───── ANGEZEIGTER TEXT ─────
Plädoyer für eine neue Kommunikationskultur

Plädoyer für eine neue Kommunikationskultur

Eine E-Mail, die 48 Stunden lang unbeantwortet im Postfach liegt, wird nicht mehr beantwortet. Das scheint heute, angesichts der Fülle an Informationen, der wir tagtäglich ausgesetzt sind, normal zu sein. So schlüssig diese Erklärung sich liest, so wenig befriedigend ist sie, so unvollständig ist sie. Sie suggeriert, dass die immer geringere Aufmerksamkeitsspanne im Alltäglichen zur Begründung genügt.

In unser Postfach werden tagtäglich die unterschiedlichsten Nachrichten gespült. Da ist die Anfrage aus Afrika, ob wir bei einer größeren Geldtransaktion behilflich sein könnten, der Newsletter der Versandhauskette, bei der wir vor langer Zeit einmal bestellt haben, eine Kontaktanfrage über XING oder Facebook, und dann noch die Anfragen von Kunden und/oder Kollegen, Freunden und Verwandten.

Ich bekomme täglich zwischen 10 und 20 E-Mails, von denen ich die Hälfte als beantwortenswert einstufe. Das heißt, dass wir bei den täglichen Anfragen per E-Mail, über XING, Twitter, Facebook und Co. ständig damit beschäftigt sind, eine Auswahl zu treffen zwischen Wichtig und Unwichtig. Das ist nicht nur erschöpfend, es führt auch zu Fehlern in der Bewertung und zu Informationen, die dem Vergessen anheim fallen. Zudem macht das tägliche Sieben und Sortieren nach Prioritäten die Nachrichten zunehmend unpersönlich. Sie werden verdinglicht. Der Mensch hinter der E-Mail oder dem Tweet tritt in den Hintergrund, bis er beinahe verschwunden ist. Das scheint mir ein normaler Prozess, ein Schutzmechanismus.
───── MITGELIEFERTE ANGABEN ─────
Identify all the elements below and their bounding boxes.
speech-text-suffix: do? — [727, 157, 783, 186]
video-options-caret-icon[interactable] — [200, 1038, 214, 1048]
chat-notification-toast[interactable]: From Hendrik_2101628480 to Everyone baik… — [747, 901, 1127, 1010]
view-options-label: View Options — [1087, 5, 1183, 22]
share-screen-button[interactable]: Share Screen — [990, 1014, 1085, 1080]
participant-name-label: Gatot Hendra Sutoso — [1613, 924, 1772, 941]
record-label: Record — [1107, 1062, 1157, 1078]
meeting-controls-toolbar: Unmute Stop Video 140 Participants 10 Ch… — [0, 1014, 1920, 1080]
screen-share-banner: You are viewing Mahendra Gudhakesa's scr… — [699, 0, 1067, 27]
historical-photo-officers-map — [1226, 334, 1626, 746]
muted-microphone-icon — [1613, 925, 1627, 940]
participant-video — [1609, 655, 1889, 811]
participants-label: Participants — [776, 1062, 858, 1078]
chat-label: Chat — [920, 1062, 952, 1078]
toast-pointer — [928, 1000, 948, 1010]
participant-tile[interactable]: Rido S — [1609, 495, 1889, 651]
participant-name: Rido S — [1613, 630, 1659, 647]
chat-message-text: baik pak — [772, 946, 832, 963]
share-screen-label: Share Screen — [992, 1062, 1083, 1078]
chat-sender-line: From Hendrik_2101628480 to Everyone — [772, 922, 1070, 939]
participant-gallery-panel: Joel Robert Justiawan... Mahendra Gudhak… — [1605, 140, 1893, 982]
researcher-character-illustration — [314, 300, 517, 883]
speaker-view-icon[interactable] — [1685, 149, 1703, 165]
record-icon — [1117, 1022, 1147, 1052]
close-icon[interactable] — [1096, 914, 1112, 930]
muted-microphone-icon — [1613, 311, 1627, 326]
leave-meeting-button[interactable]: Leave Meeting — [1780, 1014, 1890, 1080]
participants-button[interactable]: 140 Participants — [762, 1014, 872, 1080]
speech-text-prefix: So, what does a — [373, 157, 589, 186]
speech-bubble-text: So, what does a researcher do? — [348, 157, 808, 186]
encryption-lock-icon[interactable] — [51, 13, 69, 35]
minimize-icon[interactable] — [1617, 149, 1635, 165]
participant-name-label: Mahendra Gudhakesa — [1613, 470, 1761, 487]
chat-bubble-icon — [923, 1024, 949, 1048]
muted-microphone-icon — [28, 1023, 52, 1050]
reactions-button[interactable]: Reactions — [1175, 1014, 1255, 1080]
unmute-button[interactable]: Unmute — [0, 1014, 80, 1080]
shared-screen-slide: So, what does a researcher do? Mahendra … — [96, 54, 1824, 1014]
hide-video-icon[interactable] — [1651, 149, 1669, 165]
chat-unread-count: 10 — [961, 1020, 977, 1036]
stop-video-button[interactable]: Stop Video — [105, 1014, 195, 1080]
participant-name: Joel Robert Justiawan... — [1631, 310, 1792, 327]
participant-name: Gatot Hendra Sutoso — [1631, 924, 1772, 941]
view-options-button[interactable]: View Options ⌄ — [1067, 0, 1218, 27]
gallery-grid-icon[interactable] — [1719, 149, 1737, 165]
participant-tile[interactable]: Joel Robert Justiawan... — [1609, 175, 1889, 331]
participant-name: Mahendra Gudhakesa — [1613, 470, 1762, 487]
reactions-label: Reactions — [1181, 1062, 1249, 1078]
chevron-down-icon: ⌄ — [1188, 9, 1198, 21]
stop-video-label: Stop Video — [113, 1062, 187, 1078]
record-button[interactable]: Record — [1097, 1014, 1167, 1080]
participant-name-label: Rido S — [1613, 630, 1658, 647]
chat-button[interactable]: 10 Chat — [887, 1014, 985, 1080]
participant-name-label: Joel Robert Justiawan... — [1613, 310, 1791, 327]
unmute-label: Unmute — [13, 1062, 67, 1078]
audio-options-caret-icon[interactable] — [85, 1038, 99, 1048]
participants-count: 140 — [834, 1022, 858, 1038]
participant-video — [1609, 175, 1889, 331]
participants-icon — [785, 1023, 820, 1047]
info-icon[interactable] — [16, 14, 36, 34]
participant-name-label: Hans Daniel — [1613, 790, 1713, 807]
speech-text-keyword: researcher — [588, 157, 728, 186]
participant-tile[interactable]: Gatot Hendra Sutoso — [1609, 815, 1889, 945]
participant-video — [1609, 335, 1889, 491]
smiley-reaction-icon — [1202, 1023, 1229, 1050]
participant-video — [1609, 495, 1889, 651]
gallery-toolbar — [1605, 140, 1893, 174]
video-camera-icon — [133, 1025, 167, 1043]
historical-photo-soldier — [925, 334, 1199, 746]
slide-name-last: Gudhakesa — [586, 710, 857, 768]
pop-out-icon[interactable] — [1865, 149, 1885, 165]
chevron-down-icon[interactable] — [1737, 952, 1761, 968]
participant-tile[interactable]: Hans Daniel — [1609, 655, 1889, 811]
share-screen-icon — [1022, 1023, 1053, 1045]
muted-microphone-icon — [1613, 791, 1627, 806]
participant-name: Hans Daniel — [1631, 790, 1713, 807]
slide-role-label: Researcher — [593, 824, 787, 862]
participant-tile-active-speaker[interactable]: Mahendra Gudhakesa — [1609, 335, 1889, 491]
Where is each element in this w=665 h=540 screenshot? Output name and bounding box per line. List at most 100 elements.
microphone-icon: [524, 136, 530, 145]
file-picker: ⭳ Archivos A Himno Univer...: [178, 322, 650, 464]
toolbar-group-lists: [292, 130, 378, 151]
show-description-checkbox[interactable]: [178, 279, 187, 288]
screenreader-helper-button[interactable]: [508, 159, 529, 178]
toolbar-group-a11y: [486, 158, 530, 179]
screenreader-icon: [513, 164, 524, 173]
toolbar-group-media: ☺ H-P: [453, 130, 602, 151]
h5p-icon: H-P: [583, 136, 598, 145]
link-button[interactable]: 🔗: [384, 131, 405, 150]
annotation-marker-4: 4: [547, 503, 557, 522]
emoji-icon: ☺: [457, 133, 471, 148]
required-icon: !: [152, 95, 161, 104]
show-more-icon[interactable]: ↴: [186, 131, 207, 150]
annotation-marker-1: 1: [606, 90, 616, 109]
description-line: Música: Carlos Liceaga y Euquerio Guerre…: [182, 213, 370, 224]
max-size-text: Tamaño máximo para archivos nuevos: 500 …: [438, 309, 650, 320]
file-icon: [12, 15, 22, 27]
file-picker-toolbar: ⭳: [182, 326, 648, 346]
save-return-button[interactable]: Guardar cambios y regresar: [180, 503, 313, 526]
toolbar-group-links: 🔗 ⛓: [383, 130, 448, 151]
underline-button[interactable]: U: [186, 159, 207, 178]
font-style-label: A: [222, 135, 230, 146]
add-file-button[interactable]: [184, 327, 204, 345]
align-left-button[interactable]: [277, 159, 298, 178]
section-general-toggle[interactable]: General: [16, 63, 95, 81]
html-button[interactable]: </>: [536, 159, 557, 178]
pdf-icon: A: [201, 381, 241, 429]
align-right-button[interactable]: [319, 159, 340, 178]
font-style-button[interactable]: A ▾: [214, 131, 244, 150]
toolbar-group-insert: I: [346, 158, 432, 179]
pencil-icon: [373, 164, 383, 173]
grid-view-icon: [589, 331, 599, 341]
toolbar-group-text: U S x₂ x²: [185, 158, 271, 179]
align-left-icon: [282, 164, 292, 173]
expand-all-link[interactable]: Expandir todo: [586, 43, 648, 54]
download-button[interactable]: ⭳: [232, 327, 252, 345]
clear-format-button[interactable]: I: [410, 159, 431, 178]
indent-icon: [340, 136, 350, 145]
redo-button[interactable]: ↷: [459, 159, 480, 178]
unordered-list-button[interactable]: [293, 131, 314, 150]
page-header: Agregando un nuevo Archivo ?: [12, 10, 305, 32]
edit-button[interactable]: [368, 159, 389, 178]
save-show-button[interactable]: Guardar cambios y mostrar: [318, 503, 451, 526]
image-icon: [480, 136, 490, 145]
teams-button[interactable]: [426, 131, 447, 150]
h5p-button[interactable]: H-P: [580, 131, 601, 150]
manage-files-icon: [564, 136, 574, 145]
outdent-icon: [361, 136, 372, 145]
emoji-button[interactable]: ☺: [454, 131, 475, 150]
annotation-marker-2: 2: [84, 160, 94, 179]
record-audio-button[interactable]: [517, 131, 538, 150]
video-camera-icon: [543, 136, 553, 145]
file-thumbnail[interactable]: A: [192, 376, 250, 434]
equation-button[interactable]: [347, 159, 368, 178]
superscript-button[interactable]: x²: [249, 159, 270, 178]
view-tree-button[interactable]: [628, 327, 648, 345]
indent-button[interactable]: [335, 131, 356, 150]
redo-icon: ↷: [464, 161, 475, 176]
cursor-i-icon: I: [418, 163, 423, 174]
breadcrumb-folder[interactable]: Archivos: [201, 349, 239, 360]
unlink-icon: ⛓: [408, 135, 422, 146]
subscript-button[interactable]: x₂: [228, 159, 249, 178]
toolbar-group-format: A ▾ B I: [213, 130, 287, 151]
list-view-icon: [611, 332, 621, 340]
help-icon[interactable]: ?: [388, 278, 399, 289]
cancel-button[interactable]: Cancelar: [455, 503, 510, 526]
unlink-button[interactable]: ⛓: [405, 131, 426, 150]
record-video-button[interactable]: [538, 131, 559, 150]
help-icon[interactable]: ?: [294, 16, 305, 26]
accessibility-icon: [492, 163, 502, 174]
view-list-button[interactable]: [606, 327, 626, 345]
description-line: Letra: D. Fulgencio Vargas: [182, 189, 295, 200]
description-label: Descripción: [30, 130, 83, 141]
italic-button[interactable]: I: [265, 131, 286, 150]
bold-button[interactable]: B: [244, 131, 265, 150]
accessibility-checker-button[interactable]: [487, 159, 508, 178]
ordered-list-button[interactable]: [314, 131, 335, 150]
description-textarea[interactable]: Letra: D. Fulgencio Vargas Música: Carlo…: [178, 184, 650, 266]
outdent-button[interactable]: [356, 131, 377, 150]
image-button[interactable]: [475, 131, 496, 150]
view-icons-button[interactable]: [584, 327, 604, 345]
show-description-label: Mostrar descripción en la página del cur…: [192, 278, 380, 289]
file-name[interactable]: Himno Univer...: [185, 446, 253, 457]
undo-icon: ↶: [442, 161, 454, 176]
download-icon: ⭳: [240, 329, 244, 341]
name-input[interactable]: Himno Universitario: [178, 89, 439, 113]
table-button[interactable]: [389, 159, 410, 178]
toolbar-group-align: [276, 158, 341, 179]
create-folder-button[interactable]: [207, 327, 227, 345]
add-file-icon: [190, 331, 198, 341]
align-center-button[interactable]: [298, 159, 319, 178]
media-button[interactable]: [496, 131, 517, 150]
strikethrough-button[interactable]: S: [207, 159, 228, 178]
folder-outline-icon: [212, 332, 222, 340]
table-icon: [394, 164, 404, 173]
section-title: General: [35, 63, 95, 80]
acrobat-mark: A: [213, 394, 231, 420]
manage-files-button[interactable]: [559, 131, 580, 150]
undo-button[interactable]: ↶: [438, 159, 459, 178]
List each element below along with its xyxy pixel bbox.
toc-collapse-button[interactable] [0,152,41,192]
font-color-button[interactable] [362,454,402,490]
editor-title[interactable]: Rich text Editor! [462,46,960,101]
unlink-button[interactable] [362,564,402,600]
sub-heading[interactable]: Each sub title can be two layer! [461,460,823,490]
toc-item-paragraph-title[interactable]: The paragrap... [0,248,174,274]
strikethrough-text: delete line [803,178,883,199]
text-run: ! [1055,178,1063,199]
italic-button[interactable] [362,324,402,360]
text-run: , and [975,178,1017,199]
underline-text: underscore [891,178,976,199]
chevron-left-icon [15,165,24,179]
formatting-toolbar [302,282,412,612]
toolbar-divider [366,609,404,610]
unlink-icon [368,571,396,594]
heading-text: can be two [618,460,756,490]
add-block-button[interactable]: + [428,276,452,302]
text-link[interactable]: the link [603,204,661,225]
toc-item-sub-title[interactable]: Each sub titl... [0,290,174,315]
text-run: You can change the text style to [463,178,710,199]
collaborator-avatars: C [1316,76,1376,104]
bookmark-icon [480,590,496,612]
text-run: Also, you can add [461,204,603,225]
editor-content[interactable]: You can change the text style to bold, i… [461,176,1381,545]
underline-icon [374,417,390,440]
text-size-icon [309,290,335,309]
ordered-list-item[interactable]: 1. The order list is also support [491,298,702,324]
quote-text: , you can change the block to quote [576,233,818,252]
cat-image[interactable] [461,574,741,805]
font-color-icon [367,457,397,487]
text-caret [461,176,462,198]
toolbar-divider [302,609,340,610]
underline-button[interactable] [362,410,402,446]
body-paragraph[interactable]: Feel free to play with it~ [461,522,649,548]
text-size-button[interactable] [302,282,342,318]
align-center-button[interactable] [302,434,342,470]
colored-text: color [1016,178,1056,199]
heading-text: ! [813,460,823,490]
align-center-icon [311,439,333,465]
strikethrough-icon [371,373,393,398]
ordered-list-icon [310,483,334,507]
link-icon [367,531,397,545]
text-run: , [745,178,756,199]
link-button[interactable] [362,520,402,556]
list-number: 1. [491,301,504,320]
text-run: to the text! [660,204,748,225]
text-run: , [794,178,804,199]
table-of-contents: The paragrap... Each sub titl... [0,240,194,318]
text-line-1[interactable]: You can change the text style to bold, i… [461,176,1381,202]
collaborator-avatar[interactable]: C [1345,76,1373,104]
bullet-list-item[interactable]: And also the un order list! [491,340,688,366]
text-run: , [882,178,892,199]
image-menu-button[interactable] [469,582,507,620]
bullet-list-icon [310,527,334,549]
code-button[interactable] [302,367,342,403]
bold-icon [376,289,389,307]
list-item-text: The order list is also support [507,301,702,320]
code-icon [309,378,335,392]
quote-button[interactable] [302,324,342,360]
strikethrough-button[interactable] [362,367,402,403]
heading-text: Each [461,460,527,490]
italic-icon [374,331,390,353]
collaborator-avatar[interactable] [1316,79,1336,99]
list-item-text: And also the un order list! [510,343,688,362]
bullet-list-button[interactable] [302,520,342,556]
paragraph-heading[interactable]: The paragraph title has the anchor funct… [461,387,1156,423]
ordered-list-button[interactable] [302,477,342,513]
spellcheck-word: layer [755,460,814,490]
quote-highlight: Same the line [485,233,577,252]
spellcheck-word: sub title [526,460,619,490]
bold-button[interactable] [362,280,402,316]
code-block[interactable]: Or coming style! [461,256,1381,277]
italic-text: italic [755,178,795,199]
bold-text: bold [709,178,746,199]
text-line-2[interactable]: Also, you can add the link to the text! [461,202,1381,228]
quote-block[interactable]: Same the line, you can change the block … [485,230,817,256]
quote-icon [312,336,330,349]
─────
--- AUFGABE ---
Führe den Text über eine neue Kommunikationskultur ab seinem letzten Satz weiter. Die Datensätze haben mit dem Text nichts zu tun.

--- ERGEBNIS ---
Eine E-Mail, die Tag für Tag in unserem Postfach weiter nach unten rutscht, zwickt unser Gewissen in den ersten Tagen, bis sie aus unserem Aufmerksamkeitsfokus verschwindet. Finden wir sie dann beim Ausmisten wieder, nach Wochen oder Monaten, dann kommt ein etwas ungutes Gefühl hoch, das wir schnell mit dem Gedanken beruhigen, dass es ja jetzt zu spät und zu unhöflich ist, noch darauf zu antworten.

Diese Mechanismen beschränken sich aber nicht auf das Medium E-Mail oder auf Social Networks. Es setzt sich fort im privaten und beruflichen Miteinander. Es entsteht eine Kultur des Ignorierens, des Sich-Nicht-Meldens, die ich unerträglich finde. Die Aussage "Ich melde mich die Tage bei dir, versprochen!" ist inzwischen gleichzusetzen mit "vielleicht melde ich mich mal wieder...". Als Selbständiger habe ich mich fast schon daran gewöhnt, auf Angebote keine Rückmeldung mehr zu bekommen, auf Anrufe keine Rückrufe und auf E-Mails keine Antwort.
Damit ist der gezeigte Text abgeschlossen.